Work item:
Which lines of the data below hold "heroin"? Copy each of them.

[Stored entries]
============================================================
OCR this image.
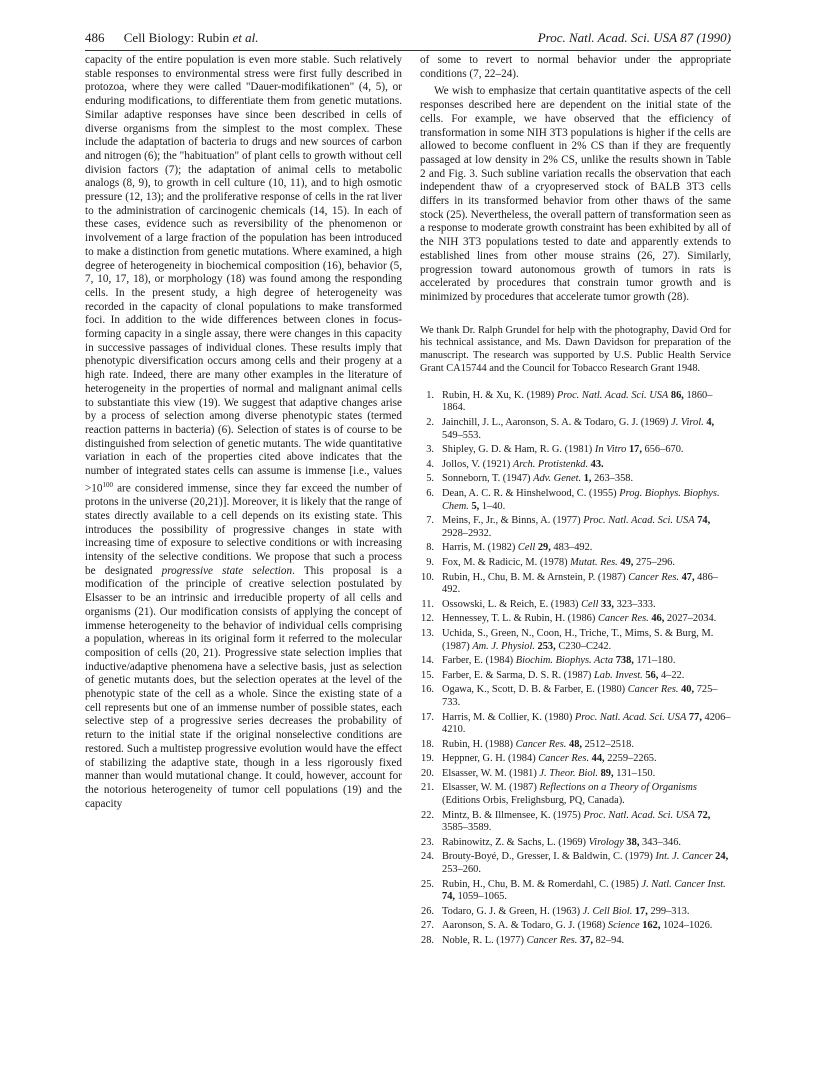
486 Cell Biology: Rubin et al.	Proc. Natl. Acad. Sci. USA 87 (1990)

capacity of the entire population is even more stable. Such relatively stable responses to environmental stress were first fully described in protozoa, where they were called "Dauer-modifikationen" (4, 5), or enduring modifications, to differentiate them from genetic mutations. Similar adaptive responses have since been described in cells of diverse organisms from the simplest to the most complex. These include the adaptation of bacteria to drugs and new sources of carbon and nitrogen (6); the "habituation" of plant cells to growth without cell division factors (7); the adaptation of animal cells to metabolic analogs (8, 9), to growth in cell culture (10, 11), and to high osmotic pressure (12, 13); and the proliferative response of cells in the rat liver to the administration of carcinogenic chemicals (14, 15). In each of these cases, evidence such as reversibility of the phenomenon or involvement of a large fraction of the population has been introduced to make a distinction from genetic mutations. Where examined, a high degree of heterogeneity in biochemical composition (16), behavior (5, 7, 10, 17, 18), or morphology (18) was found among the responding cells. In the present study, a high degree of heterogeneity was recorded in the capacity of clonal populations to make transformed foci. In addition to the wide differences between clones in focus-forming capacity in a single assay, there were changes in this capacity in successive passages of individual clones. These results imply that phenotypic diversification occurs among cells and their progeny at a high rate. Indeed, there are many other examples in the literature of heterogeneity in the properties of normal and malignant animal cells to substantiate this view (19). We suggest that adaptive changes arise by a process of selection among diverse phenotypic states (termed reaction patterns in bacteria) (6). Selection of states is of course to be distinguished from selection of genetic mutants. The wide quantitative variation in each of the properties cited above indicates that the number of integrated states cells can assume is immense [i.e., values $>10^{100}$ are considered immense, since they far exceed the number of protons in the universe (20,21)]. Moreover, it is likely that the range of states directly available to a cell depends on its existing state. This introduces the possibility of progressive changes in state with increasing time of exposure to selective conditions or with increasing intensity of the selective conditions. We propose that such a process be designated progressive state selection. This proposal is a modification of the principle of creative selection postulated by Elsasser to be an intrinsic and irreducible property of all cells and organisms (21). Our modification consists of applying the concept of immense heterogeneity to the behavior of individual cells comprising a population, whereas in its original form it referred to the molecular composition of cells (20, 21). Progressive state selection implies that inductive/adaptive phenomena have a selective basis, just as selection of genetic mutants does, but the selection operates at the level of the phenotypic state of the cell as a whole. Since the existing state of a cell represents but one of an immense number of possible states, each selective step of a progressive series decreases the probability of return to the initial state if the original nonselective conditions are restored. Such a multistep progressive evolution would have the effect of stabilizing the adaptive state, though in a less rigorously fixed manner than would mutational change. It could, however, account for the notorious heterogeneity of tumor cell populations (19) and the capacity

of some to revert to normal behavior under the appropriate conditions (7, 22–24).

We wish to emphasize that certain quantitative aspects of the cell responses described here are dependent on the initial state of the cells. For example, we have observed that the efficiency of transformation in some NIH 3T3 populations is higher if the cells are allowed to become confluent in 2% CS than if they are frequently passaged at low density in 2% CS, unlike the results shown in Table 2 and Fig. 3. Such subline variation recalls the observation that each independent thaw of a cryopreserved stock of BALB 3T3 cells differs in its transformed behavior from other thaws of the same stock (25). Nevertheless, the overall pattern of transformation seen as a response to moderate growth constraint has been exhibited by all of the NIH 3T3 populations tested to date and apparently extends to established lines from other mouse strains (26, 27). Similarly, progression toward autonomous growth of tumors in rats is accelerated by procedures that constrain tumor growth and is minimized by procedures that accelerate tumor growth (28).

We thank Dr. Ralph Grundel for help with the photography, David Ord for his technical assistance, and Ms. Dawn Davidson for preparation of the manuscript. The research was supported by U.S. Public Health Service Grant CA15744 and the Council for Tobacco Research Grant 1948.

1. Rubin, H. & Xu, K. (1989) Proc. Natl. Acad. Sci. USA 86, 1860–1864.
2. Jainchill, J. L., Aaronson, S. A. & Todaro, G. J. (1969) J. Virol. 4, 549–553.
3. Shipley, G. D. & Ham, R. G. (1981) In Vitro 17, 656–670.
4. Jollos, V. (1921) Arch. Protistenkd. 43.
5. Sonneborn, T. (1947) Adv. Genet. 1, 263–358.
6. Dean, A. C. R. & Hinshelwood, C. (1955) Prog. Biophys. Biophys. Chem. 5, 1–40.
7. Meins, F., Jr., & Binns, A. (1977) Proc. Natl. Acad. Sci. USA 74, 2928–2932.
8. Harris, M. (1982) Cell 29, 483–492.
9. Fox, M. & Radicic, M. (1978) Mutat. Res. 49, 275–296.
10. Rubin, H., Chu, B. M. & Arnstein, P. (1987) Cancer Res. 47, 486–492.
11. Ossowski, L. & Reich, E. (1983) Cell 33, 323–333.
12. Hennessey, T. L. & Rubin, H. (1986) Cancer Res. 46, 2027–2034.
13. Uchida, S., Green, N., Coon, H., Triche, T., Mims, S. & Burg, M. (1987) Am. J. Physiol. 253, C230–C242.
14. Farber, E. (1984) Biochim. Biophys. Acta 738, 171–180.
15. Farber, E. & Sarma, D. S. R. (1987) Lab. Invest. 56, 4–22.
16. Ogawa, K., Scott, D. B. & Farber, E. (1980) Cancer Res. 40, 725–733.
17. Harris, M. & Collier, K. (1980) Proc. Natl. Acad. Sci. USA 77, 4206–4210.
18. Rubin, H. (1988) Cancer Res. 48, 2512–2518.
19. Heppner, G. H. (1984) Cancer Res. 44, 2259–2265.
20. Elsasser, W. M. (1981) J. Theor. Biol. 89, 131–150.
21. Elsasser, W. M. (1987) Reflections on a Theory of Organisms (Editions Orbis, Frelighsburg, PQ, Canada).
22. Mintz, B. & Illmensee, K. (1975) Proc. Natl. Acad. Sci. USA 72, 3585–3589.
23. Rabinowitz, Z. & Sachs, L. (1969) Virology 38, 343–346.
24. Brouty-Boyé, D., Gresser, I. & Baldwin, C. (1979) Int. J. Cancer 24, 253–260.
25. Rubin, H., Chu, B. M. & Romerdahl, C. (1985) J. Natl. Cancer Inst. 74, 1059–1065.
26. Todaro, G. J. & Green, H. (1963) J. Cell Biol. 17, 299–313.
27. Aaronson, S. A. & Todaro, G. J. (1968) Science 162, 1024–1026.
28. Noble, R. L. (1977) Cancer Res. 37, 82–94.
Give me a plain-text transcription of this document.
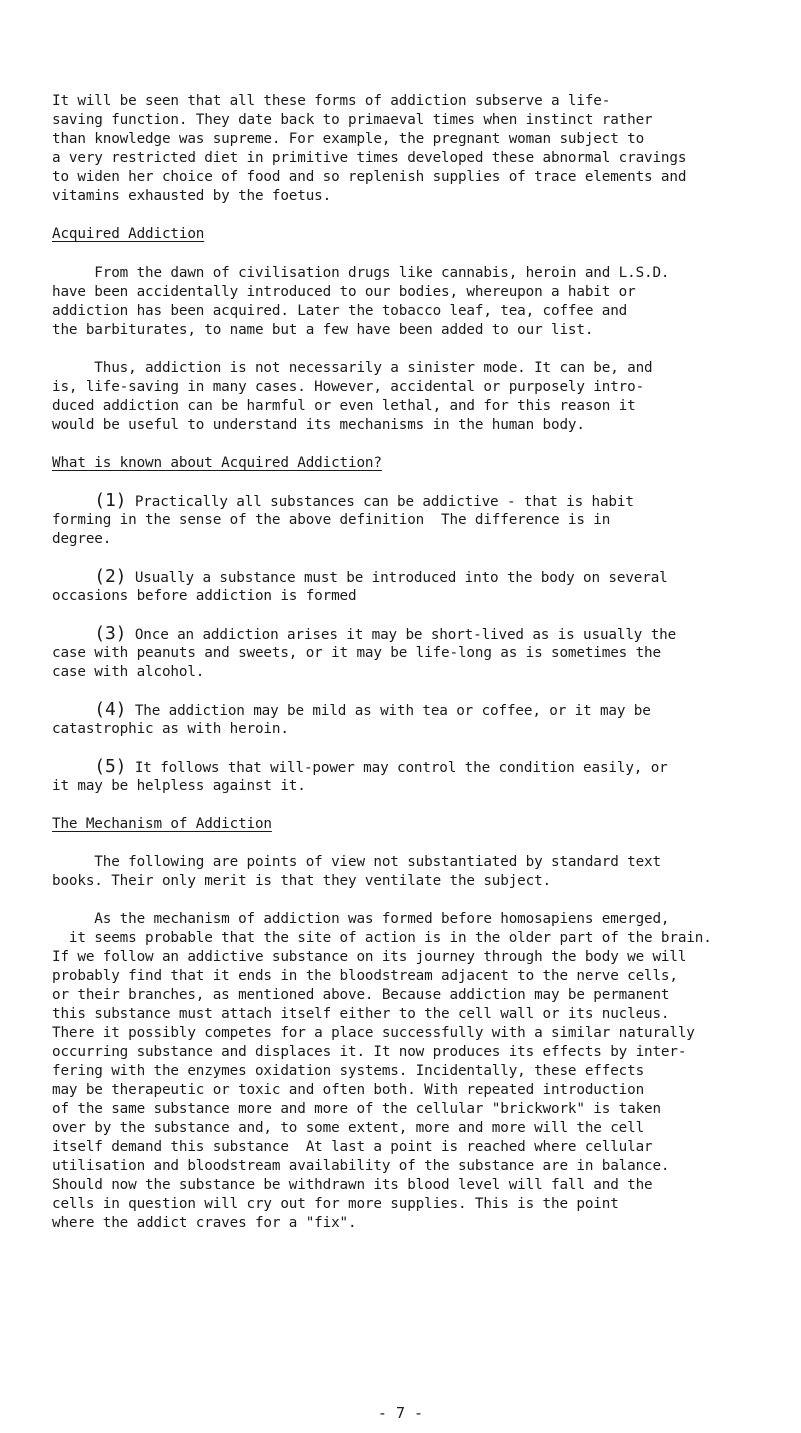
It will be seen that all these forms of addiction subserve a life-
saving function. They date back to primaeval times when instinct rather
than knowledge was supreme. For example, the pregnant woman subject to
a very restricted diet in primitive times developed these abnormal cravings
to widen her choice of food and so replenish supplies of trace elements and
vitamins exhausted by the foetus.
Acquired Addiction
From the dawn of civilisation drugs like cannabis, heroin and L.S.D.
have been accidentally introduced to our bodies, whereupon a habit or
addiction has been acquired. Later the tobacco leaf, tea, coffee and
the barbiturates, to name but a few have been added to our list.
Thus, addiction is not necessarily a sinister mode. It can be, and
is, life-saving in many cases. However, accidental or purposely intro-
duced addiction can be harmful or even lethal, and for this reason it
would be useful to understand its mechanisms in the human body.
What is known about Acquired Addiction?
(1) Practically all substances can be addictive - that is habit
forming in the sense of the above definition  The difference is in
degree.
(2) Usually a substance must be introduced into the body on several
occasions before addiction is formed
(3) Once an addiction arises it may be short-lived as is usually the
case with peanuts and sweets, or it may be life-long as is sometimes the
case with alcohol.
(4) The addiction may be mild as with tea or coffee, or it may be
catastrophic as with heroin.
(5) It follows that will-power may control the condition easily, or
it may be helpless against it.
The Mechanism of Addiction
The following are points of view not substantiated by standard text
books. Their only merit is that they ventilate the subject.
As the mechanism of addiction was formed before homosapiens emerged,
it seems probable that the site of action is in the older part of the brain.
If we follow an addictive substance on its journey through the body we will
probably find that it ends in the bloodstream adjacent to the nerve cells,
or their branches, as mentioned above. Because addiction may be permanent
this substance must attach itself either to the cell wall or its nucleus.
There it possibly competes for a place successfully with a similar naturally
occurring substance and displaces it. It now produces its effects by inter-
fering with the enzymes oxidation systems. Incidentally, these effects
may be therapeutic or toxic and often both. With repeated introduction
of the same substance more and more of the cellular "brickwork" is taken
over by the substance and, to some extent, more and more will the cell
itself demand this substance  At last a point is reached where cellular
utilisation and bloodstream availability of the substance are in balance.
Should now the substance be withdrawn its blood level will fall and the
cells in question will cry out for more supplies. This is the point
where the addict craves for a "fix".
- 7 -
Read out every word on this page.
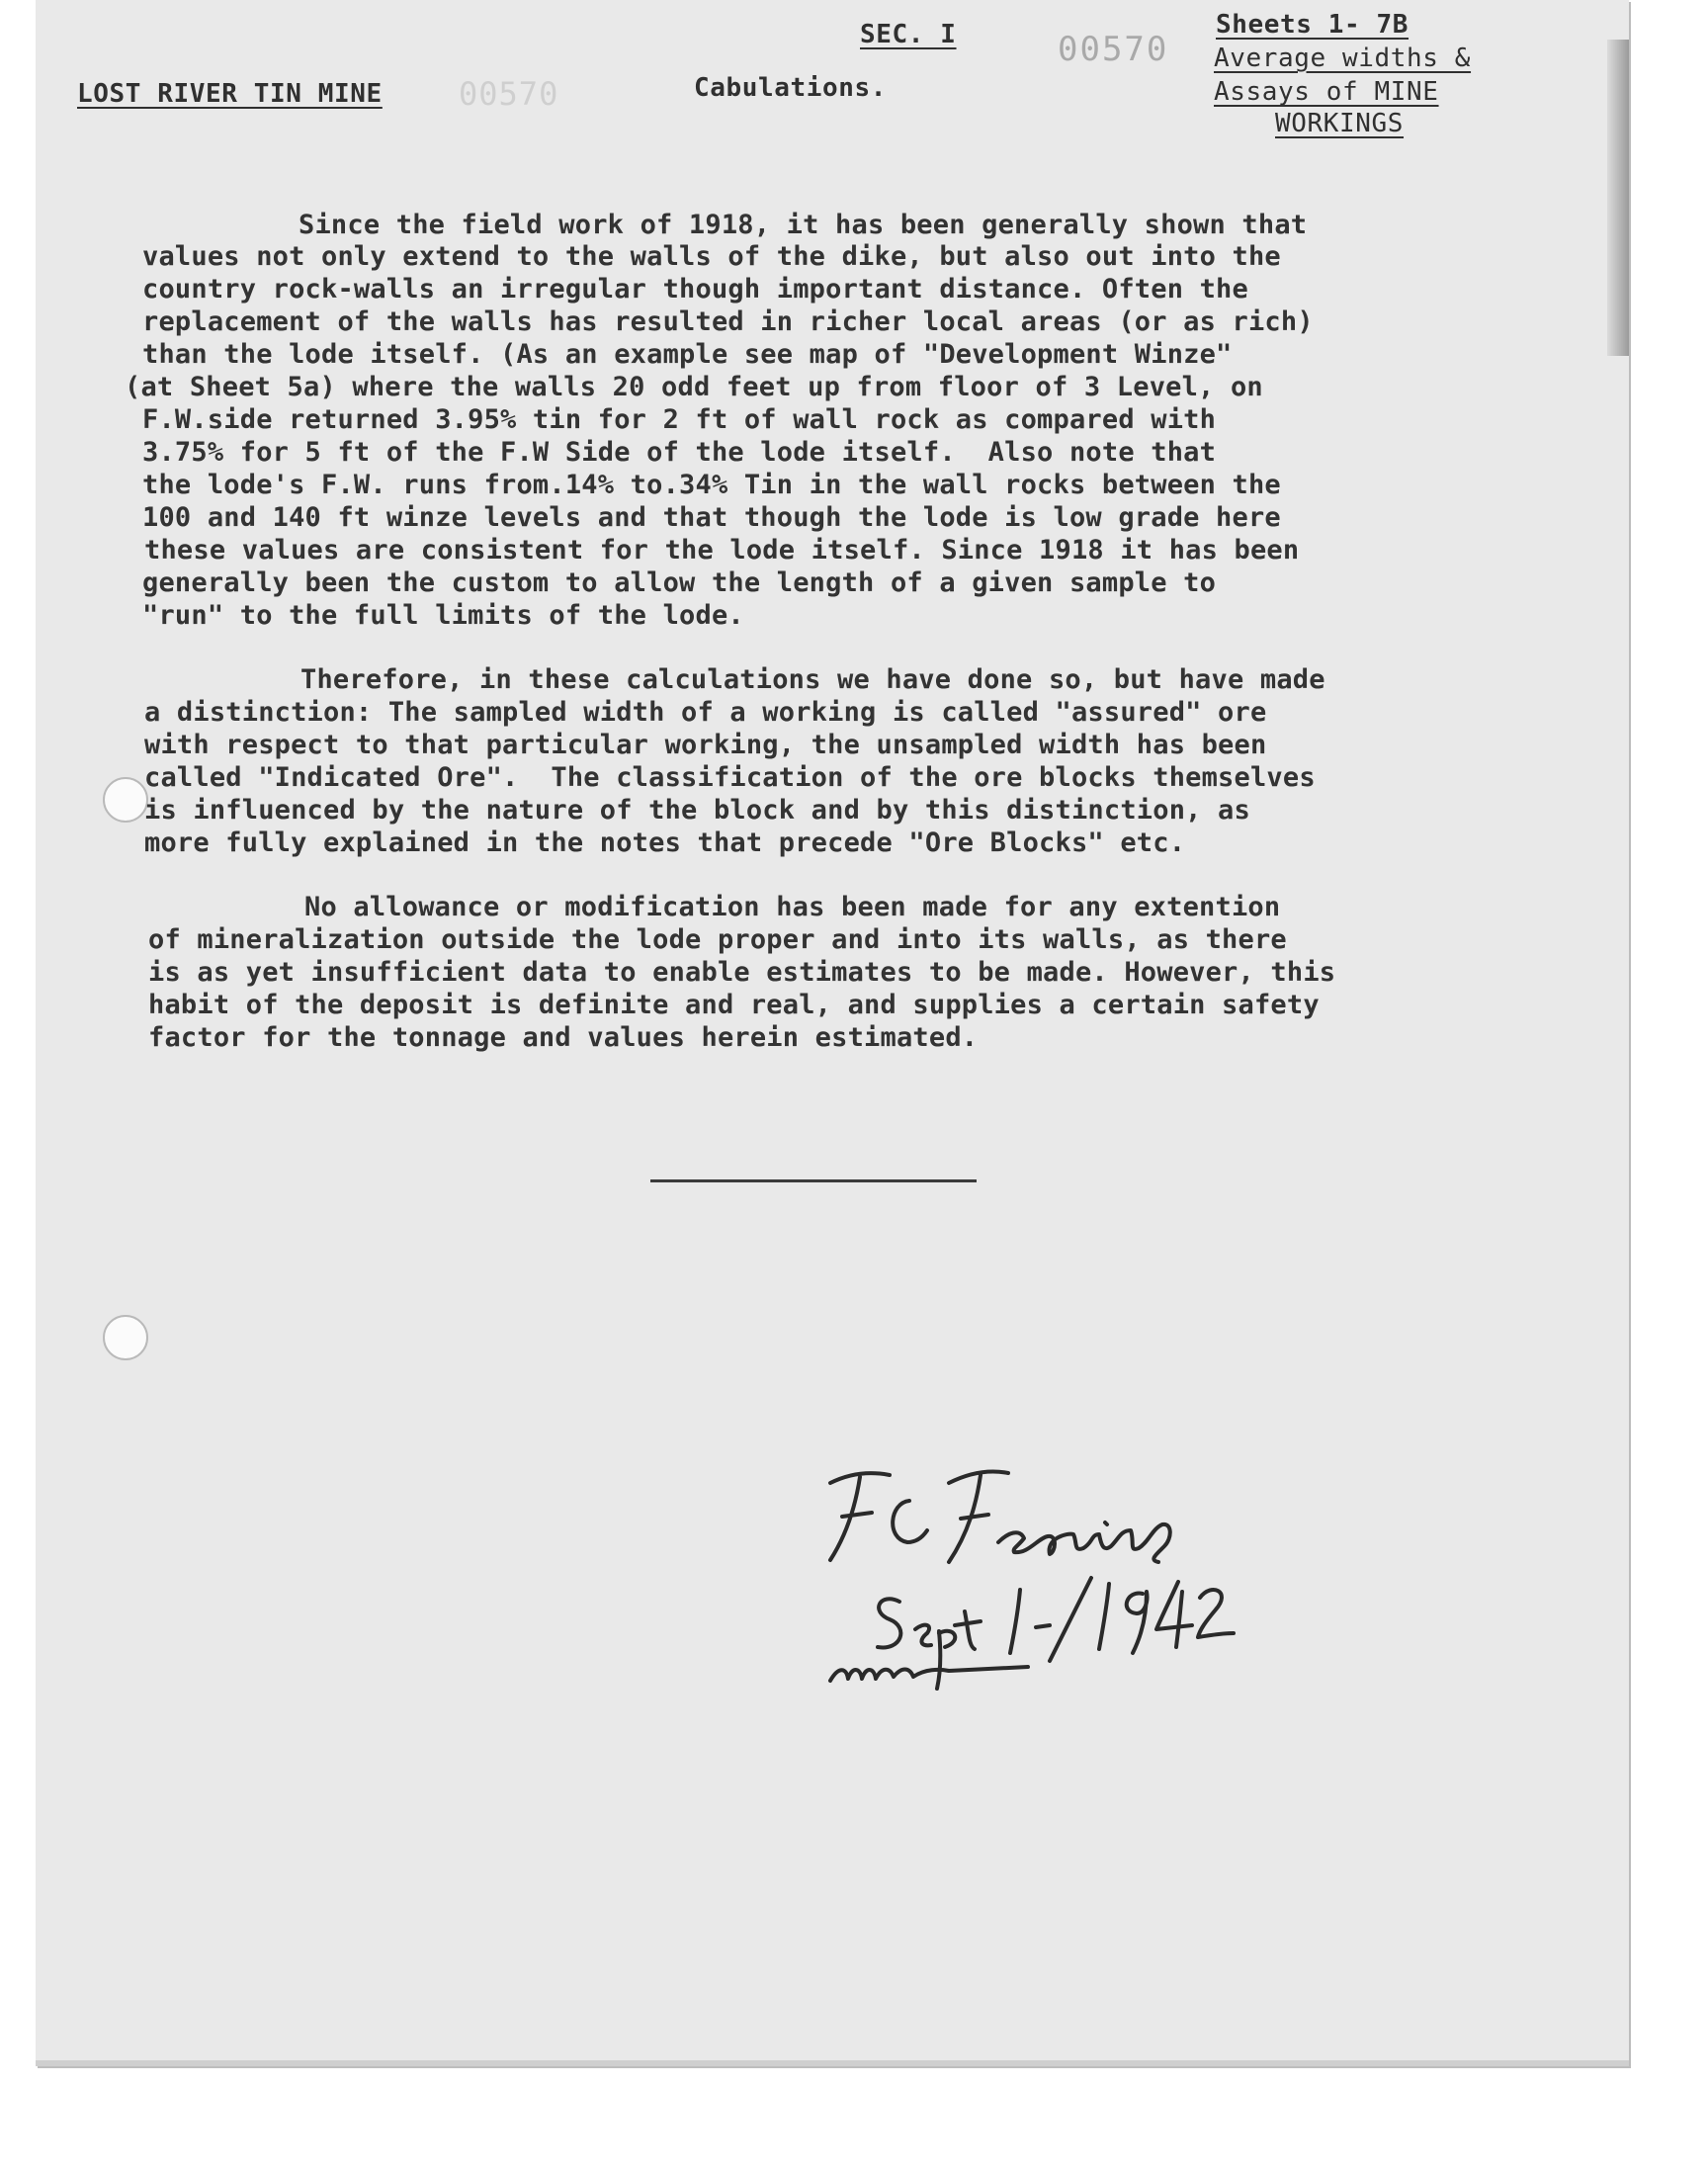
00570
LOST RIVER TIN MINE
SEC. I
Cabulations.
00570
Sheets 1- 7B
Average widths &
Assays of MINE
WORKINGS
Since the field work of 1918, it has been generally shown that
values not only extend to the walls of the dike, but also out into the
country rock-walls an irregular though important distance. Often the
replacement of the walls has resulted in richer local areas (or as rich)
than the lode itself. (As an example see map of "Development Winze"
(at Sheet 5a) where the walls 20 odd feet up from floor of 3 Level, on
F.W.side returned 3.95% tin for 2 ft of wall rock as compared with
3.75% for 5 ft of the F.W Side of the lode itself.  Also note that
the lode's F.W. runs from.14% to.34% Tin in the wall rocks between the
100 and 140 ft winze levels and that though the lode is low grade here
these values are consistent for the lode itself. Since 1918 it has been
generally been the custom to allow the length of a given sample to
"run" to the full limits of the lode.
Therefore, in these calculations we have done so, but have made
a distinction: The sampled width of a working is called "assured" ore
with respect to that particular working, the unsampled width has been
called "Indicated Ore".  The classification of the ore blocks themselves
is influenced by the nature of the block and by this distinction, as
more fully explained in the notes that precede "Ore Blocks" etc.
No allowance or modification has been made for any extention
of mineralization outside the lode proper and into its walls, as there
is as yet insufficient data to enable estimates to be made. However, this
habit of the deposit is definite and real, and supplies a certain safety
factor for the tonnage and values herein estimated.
============================================================
Answer to this task:
From the dawn of civilisation drugs like cannabis, heroin and L.S.D.
catastrophic as with heroin.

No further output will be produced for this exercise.